■ JOB
Retype each line exactly. Skip images.

■ DATA SECTION
|---|

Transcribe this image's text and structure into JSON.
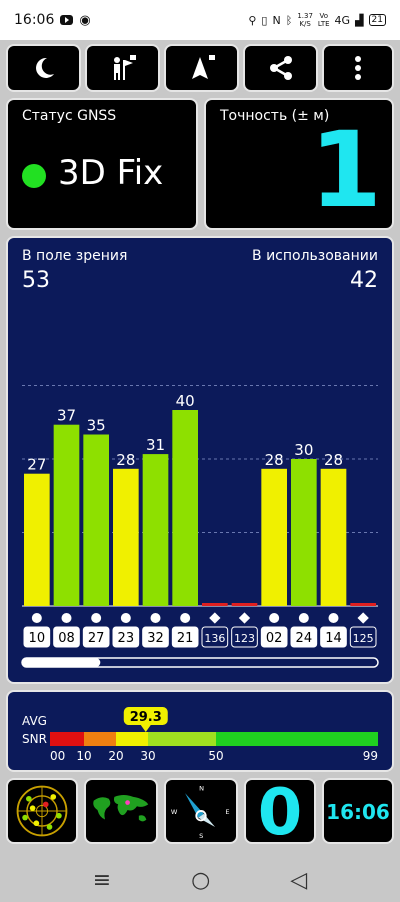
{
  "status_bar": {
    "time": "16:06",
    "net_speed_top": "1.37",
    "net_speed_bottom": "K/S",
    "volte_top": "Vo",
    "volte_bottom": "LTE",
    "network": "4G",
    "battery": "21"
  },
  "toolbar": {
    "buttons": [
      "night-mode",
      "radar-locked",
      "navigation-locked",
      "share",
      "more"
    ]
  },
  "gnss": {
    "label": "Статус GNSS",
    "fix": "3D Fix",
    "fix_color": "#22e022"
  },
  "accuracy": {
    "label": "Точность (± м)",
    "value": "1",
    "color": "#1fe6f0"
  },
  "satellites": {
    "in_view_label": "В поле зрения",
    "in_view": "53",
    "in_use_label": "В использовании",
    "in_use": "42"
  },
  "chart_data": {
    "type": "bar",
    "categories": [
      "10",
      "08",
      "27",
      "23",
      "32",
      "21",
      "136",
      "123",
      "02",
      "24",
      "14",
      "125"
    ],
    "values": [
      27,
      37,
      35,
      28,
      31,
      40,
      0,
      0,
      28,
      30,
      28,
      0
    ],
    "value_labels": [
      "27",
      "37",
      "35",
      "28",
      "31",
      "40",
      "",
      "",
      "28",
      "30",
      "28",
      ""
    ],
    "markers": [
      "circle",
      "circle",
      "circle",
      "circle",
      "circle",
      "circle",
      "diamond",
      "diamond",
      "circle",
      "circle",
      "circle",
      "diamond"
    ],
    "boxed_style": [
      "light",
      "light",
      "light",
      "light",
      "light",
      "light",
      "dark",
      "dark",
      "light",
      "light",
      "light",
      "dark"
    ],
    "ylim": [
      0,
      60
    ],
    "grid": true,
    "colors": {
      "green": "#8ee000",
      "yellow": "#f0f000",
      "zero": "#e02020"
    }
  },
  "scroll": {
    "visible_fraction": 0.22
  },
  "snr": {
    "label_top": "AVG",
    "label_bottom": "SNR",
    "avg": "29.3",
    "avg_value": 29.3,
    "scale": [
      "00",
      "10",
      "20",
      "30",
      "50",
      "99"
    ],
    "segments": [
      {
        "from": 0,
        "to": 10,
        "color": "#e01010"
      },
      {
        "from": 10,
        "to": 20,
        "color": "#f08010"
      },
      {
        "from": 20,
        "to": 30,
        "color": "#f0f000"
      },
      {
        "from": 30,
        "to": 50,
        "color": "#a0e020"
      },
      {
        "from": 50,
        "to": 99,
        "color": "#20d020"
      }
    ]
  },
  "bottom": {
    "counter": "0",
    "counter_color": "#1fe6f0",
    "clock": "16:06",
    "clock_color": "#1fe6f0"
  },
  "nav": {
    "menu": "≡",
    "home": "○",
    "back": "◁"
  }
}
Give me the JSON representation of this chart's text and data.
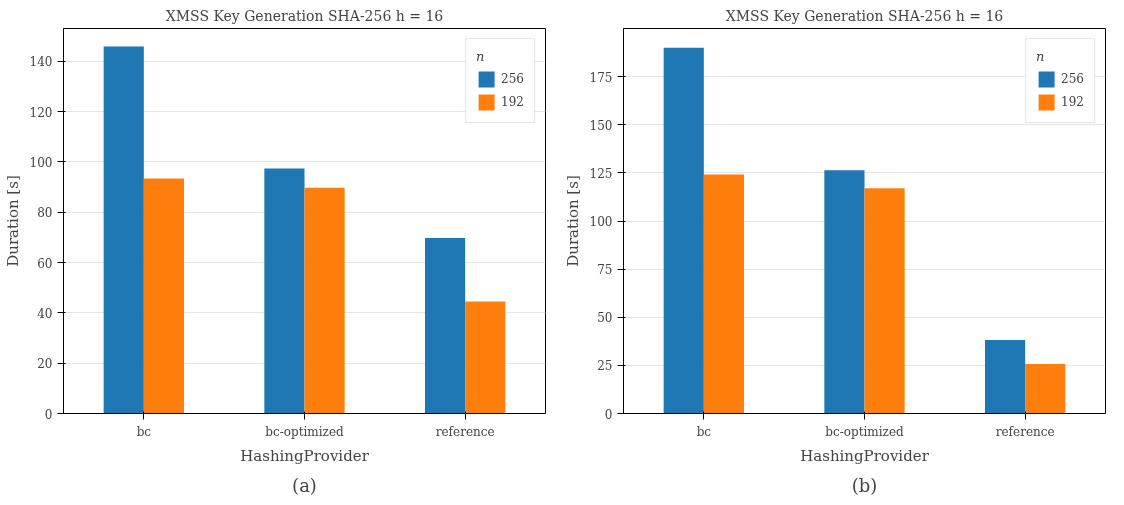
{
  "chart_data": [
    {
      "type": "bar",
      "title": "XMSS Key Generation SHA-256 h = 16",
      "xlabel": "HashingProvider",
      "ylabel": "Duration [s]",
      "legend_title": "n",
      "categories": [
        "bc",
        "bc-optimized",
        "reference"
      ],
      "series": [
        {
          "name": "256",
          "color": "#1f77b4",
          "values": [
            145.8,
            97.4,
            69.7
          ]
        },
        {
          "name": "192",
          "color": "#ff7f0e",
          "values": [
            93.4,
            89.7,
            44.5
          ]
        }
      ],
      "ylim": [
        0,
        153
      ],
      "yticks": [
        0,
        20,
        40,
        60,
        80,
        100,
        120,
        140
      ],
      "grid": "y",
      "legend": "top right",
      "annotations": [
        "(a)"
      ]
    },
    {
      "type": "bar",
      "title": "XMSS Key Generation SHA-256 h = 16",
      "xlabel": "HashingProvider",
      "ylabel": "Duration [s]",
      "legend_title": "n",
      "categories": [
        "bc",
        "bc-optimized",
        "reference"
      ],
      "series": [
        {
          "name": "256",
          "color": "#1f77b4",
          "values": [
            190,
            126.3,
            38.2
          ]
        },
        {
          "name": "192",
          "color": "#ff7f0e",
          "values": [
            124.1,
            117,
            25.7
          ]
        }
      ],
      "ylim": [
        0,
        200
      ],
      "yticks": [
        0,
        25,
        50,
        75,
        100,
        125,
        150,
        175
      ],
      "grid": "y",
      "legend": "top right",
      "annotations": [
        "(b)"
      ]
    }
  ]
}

|---|

■ TASK ANSWER
Transcribe this image's text and structure into JSON.
{
  "status_bar": {
    "time": "16:06",
    "net_speed_top": "1.37",
    "net_speed_bottom": "K/S",
    "volte_top": "Vo",
    "volte_bottom": "LTE",
    "network": "4G",
    "battery": "21"
  },
  "toolbar": {
    "buttons": [
      "night-mode",
      "radar-locked",
      "navigation-locked",
      "share",
      "more"
    ]
  },
  "gnss": {
    "label": "Статус GNSS",
    "fix": "3D Fix",
    "fix_color": "#22e022"
  },
  "accuracy": {
    "label": "Точность (± м)",
    "value": "1",
    "color": "#1fe6f0"
  },
  "satellites": {
    "in_view_label": "В поле зрения",
    "in_view": "53",
    "in_use_label": "В использовании",
    "in_use": "42"
  },
  "chart_data": {
    "type": "bar",
    "categories": [
      "10",
      "08",
      "27",
      "23",
      "32",
      "21",
      "136",
      "123",
      "02",
      "24",
      "14",
      "125"
    ],
    "values": [
      27,
      37,
      35,
      28,
      31,
      40,
      0,
      0,
      28,
      30,
      28,
      0
    ],
    "value_labels": [
      "27",
      "37",
      "35",
      "28",
      "31",
      "40",
      "",
      "",
      "28",
      "30",
      "28",
      ""
    ],
    "markers": [
      "circle",
      "circle",
      "circle",
      "circle",
      "circle",
      "circle",
      "diamond",
      "diamond",
      "circle",
      "circle",
      "circle",
      "diamond"
    ],
    "boxed_style": [
      "light",
      "light",
      "light",
      "light",
      "light",
      "light",
      "dark",
      "dark",
      "light",
      "light",
      "light",
      "dark"
    ],
    "ylim": [
      0,
      60
    ],
    "grid": true,
    "colors": {
      "green": "#8ee000",
      "yellow": "#f0f000",
      "zero": "#e02020"
    }
  },
  "scroll": {
    "visible_fraction": 0.22
  },
  "snr": {
    "label_top": "AVG",
    "label_bottom": "SNR",
    "avg": "29.3",
    "avg_value": 29.3,
    "scale": [
      "00",
      "10",
      "20",
      "30",
      "50",
      "99"
    ],
    "segments": [
      {
        "from": 0,
        "to": 10,
        "color": "#e01010"
      },
      {
        "from": 10,
        "to": 20,
        "color": "#f08010"
      },
      {
        "from": 20,
        "to": 30,
        "color": "#f0f000"
      },
      {
        "from": 30,
        "to": 50,
        "color": "#a0e020"
      },
      {
        "from": 50,
        "to": 99,
        "color": "#20d020"
      }
    ]
  },
  "bottom": {
    "counter": "0",
    "counter_color": "#1fe6f0",
    "clock": "16:06",
    "clock_color": "#1fe6f0"
  },
  "nav": {
    "menu": "≡",
    "home": "○",
    "back": "◁"
  }
}
Give me the JSON representation of this chart's text and data.
{
  "chart_data": [
    {
      "type": "bar",
      "title": "XMSS Key Generation SHA-256 h = 16",
      "xlabel": "HashingProvider",
      "ylabel": "Duration [s]",
      "legend_title": "n",
      "categories": [
        "bc",
        "bc-optimized",
        "reference"
      ],
      "series": [
        {
          "name": "256",
          "color": "#1f77b4",
          "values": [
            145.8,
            97.4,
            69.7
          ]
        },
        {
          "name": "192",
          "color": "#ff7f0e",
          "values": [
            93.4,
            89.7,
            44.5
          ]
        }
      ],
      "ylim": [
        0,
        153
      ],
      "yticks": [
        0,
        20,
        40,
        60,
        80,
        100,
        120,
        140
      ],
      "grid": "y",
      "legend": "top right",
      "annotations": [
        "(a)"
      ]
    },
    {
      "type": "bar",
      "title": "XMSS Key Generation SHA-256 h = 16",
      "xlabel": "HashingProvider",
      "ylabel": "Duration [s]",
      "legend_title": "n",
      "categories": [
        "bc",
        "bc-optimized",
        "reference"
      ],
      "series": [
        {
          "name": "256",
          "color": "#1f77b4",
          "values": [
            190,
            126.3,
            38.2
          ]
        },
        {
          "name": "192",
          "color": "#ff7f0e",
          "values": [
            124.1,
            117,
            25.7
          ]
        }
      ],
      "ylim": [
        0,
        200
      ],
      "yticks": [
        0,
        25,
        50,
        75,
        100,
        125,
        150,
        175
      ],
      "grid": "y",
      "legend": "top right",
      "annotations": [
        "(b)"
      ]
    }
  ]
}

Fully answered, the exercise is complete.